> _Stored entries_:
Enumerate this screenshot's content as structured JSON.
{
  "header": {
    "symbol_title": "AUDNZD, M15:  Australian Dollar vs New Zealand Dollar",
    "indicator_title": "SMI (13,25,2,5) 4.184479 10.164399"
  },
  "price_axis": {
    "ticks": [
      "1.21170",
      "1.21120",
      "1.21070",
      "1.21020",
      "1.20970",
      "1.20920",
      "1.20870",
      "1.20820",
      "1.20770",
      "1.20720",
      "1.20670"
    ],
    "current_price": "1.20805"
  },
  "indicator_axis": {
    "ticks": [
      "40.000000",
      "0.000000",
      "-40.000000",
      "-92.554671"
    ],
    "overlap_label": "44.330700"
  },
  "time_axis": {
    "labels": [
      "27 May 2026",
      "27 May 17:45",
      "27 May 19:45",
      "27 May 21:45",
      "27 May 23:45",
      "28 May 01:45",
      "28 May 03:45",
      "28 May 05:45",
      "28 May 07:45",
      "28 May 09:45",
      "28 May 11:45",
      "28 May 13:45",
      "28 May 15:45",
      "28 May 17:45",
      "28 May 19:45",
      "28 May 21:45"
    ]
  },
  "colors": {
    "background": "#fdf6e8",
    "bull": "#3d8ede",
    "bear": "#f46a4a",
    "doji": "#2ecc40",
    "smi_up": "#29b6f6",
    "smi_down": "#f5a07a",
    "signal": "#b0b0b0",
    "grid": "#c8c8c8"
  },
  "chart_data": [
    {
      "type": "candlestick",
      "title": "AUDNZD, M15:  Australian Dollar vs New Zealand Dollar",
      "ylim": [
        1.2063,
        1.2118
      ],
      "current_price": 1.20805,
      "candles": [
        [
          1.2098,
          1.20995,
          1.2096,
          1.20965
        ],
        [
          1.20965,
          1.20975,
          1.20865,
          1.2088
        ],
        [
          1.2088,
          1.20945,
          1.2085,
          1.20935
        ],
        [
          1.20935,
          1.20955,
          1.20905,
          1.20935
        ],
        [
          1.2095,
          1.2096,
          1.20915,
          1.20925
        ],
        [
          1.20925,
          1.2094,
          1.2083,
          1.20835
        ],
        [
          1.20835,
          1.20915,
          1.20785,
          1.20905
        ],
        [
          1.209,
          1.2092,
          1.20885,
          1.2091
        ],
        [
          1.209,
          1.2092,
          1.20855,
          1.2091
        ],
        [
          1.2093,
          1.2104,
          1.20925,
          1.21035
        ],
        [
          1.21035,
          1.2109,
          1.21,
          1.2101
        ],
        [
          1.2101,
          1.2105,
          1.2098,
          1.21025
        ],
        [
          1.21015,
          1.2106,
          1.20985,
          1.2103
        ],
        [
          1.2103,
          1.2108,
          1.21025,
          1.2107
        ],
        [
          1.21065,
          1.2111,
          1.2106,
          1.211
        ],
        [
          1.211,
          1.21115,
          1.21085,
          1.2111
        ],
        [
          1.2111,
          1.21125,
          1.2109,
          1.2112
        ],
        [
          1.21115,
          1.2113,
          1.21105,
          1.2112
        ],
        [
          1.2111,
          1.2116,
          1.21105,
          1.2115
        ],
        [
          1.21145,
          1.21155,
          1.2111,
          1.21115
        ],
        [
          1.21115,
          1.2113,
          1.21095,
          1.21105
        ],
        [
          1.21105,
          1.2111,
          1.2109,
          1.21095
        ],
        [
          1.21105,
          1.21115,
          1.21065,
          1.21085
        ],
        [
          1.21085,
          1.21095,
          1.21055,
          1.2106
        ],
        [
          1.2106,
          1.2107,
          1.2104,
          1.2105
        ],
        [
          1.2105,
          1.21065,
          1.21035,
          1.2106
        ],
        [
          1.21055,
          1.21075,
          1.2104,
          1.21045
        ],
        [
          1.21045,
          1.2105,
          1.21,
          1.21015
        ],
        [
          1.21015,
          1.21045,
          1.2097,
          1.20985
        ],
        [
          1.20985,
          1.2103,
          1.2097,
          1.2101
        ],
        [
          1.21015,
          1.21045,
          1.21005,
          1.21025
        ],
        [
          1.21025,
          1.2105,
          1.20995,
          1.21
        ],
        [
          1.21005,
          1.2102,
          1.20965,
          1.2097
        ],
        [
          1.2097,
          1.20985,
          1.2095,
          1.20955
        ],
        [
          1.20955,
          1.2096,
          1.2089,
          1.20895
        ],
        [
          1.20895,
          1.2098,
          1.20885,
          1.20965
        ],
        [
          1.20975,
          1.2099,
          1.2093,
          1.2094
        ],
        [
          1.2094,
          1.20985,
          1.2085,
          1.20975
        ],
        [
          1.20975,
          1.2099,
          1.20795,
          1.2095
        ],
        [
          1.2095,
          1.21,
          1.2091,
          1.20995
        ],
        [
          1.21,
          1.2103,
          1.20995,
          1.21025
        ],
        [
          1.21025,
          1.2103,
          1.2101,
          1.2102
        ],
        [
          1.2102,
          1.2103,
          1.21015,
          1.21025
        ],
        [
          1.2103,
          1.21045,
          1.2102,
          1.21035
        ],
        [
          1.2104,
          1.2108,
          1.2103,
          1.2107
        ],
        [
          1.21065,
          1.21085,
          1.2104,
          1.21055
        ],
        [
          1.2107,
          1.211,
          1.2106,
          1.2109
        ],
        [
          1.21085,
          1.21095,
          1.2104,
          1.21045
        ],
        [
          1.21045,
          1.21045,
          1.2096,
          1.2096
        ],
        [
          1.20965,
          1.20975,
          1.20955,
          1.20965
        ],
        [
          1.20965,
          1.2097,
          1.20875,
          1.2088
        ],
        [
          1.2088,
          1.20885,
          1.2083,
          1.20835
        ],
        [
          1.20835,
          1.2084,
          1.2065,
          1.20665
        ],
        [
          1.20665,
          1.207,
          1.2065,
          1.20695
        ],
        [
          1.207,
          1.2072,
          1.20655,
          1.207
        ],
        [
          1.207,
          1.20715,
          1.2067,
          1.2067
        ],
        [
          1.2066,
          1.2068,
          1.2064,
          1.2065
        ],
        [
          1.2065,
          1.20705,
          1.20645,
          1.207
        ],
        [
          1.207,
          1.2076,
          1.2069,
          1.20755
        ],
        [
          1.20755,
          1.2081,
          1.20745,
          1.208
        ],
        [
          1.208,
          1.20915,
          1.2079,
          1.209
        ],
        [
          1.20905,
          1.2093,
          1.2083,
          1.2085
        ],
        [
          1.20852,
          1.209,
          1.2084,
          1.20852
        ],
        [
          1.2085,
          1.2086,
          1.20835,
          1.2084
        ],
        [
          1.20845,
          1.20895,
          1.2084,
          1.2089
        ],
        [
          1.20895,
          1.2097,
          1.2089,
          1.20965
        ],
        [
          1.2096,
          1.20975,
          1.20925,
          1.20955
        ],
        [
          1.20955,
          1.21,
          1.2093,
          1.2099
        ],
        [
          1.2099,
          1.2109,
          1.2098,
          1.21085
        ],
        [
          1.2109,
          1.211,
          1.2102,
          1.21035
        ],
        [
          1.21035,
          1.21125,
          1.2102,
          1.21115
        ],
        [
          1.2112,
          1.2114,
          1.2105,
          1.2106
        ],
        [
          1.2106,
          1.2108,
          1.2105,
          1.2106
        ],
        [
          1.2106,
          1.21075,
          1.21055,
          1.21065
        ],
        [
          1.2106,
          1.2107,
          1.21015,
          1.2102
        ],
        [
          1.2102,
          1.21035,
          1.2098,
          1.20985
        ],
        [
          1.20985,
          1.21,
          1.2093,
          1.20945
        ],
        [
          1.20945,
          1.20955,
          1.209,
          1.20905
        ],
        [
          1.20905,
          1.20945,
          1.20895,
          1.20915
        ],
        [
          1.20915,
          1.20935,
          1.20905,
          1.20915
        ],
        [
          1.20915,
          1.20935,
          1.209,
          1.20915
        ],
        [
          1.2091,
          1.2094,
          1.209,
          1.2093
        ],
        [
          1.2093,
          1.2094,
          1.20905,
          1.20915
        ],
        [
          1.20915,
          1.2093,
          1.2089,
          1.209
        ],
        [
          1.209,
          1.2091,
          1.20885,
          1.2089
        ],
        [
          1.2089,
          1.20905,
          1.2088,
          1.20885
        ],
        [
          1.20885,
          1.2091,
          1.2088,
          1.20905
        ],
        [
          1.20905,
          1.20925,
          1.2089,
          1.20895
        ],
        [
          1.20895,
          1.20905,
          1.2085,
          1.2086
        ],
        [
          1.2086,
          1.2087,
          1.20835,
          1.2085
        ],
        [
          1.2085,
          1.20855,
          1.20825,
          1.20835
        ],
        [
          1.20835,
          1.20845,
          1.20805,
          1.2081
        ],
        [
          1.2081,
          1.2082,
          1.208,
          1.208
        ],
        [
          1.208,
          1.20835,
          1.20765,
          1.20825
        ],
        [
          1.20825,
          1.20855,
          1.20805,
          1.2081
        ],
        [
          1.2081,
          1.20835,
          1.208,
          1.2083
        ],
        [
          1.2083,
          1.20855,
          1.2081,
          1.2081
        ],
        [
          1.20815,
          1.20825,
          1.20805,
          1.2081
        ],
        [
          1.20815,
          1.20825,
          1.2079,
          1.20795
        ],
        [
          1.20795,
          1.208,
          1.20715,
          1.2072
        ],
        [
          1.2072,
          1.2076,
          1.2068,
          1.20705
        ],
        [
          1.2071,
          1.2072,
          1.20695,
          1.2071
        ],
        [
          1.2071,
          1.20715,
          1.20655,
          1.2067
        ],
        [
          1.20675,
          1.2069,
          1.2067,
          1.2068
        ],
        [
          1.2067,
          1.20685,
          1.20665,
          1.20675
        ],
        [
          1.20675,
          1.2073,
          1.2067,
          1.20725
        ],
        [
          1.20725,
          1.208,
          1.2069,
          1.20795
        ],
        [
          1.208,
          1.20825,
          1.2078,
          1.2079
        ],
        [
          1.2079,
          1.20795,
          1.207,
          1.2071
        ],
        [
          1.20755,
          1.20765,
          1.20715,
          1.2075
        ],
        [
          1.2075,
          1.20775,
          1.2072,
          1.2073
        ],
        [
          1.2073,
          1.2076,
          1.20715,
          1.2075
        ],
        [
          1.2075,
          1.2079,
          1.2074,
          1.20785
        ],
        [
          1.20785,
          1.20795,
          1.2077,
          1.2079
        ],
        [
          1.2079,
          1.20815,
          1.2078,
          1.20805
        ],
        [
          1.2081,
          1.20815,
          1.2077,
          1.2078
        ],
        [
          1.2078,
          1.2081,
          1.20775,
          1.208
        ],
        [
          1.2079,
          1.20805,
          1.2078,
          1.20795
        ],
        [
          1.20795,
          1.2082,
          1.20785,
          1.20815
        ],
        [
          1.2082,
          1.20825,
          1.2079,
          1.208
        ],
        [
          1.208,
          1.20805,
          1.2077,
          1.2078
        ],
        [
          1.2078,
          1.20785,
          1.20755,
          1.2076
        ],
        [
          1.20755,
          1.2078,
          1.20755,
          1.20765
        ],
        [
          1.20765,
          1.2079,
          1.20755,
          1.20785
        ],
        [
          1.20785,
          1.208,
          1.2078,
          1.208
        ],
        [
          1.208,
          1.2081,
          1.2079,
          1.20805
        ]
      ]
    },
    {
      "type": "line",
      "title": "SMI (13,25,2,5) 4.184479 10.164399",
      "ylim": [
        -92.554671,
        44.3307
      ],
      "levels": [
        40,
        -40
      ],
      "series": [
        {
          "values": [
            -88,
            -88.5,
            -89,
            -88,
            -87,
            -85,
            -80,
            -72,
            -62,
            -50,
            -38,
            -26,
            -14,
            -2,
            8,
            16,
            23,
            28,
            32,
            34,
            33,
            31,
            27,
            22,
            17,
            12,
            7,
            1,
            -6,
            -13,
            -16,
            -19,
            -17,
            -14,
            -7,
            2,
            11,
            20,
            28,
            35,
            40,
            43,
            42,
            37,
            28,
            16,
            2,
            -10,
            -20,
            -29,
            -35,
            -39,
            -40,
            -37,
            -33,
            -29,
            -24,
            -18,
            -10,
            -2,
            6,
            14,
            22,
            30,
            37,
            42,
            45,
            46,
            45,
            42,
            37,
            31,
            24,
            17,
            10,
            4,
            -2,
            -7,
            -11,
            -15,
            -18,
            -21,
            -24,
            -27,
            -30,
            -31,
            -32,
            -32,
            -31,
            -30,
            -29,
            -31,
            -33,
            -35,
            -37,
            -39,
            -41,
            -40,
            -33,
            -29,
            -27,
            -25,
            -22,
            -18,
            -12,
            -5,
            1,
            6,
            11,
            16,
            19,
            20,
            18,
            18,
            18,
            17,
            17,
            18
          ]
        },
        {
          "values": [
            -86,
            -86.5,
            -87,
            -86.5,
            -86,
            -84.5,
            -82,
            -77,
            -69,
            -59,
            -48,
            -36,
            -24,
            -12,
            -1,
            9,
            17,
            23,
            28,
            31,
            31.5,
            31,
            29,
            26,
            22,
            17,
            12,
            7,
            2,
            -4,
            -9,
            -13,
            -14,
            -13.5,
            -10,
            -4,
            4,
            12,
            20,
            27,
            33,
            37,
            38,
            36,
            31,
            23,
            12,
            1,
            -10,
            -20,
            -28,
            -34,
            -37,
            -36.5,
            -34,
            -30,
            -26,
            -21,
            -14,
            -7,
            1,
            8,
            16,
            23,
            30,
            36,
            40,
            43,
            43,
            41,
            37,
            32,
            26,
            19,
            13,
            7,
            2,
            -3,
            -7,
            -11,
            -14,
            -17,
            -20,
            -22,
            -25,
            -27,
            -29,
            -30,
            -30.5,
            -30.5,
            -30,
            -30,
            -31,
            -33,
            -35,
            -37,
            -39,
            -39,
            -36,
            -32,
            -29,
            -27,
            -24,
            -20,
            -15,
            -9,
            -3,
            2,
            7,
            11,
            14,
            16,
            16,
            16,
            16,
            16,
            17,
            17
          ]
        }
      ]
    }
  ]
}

> _Task details_: Each line that contains the string "AUDNZD" counts once; report how many such lines the entries have, giving only the number.

> _Result below_: 2